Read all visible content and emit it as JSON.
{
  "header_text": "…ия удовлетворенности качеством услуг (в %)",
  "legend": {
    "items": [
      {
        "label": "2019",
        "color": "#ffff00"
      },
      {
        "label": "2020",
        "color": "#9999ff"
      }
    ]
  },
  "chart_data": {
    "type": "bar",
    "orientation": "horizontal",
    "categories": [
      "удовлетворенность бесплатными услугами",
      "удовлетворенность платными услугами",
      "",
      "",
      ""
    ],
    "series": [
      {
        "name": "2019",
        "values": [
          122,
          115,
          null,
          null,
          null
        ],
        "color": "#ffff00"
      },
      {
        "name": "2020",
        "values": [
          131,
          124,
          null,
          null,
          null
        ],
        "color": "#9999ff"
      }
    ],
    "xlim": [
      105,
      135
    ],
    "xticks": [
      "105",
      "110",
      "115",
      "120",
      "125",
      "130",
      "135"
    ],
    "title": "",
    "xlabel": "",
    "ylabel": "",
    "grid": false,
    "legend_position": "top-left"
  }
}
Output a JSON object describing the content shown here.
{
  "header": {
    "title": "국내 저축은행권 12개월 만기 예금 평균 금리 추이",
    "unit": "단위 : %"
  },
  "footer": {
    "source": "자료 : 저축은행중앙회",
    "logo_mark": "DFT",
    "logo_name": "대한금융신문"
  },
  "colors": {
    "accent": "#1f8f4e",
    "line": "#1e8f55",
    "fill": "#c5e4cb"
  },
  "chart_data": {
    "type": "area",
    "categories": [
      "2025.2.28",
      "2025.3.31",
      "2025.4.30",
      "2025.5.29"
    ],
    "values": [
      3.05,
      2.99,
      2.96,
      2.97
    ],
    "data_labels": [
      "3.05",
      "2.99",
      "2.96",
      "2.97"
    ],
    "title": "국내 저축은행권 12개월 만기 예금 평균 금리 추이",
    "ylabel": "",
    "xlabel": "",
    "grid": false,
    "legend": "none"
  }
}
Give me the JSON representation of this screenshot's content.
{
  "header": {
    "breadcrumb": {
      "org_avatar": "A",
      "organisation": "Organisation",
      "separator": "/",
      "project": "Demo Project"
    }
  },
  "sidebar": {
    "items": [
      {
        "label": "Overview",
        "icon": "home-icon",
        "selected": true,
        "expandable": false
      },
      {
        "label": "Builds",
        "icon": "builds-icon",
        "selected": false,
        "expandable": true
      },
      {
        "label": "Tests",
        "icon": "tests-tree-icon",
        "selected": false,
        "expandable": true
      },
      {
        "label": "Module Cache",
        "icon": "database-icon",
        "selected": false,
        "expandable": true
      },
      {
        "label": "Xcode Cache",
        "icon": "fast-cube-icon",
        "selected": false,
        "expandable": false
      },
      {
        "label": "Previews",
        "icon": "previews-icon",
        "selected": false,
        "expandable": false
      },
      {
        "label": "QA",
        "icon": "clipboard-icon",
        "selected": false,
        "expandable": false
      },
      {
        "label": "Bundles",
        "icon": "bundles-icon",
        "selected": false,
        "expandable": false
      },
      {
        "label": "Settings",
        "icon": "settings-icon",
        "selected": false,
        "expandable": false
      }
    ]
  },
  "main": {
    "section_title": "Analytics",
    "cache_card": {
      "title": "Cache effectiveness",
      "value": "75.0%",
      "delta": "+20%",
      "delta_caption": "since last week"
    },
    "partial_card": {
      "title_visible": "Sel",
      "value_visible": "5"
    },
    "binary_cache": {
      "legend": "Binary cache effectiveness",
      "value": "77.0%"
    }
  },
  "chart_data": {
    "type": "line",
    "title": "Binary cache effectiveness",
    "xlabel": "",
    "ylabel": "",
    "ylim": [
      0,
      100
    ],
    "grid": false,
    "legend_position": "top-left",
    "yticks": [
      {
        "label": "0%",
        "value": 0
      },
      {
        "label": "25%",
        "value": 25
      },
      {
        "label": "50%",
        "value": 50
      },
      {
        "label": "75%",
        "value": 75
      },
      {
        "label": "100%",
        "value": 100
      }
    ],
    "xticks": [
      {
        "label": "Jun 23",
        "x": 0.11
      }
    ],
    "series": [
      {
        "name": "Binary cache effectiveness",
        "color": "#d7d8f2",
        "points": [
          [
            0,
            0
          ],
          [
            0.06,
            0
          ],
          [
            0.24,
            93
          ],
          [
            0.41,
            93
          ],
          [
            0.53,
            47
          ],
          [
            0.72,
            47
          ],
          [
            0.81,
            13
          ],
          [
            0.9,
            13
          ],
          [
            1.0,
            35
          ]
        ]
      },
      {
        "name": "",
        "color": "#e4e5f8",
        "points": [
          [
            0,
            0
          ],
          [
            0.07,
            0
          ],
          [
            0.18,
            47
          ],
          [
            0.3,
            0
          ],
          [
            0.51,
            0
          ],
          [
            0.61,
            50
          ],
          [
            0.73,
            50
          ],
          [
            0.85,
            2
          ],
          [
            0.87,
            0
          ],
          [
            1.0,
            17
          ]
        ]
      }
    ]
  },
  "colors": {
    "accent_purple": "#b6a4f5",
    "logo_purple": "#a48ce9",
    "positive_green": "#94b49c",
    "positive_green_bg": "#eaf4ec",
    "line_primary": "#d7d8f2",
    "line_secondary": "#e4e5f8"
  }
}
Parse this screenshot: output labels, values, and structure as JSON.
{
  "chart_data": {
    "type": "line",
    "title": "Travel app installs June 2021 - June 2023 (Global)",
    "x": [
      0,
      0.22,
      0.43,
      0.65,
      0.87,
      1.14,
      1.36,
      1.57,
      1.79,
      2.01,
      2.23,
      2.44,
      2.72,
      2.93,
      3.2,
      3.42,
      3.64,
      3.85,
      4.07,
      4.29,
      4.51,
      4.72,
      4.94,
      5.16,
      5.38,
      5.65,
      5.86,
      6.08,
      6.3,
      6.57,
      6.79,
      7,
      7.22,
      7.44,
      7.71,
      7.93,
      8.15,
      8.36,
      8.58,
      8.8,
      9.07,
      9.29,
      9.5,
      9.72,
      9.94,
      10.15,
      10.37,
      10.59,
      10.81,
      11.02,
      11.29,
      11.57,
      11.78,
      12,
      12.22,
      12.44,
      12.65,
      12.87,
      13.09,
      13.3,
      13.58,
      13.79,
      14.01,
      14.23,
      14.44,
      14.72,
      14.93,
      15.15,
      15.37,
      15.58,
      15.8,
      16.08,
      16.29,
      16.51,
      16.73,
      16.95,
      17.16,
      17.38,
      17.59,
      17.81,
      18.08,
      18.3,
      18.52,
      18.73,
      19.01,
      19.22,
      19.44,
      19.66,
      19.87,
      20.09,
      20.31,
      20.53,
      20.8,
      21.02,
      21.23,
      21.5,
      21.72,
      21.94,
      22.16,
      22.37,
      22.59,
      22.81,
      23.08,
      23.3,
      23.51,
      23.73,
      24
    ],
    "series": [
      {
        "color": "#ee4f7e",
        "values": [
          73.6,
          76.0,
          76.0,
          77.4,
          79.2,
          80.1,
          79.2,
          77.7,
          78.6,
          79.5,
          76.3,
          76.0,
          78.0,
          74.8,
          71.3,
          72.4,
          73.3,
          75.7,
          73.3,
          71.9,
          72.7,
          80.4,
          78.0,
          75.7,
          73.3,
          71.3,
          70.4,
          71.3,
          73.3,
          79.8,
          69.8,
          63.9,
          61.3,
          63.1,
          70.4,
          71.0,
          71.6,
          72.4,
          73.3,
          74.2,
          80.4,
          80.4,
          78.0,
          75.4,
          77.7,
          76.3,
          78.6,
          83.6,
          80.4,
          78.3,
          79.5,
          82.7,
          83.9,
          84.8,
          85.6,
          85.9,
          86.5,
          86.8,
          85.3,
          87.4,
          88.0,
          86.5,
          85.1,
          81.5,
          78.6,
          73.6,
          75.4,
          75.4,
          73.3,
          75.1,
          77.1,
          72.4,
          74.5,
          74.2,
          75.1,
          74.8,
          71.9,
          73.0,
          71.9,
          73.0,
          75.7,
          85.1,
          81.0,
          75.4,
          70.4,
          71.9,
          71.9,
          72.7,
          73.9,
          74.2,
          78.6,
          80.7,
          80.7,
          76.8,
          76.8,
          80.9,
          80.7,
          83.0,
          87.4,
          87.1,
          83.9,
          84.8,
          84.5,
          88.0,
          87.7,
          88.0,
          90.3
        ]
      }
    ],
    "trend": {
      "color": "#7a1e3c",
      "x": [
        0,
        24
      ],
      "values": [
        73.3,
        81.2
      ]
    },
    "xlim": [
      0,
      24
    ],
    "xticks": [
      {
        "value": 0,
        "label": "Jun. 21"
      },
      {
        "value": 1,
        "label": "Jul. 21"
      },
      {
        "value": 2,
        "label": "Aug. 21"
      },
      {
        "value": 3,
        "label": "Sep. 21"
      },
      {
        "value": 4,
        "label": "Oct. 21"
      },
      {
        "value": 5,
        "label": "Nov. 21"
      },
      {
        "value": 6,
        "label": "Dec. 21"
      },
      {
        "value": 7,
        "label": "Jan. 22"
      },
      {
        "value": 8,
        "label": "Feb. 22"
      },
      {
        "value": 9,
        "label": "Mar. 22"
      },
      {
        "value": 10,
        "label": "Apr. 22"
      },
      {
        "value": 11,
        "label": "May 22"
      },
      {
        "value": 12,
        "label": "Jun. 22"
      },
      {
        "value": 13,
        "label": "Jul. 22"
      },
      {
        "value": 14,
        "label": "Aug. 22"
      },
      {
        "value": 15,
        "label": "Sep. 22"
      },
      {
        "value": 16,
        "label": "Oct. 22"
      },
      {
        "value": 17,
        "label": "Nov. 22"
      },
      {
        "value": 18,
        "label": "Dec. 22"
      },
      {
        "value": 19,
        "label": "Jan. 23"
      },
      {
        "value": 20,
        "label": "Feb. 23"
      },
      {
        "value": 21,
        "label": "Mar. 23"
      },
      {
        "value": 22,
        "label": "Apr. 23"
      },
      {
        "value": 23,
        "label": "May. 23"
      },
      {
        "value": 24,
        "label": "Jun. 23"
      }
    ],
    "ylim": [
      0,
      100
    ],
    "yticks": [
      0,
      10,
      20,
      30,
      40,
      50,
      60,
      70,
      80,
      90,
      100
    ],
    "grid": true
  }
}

TASK BRIEF :: Using the material above, copy every line in which the string "effectiveness" occurs.

FULL RESPONSE ::
      "title": "Cache effectiveness",
      "legend": "Binary cache effectiveness",
    "title": "Binary cache effectiveness",
        "name": "Binary cache effectiveness",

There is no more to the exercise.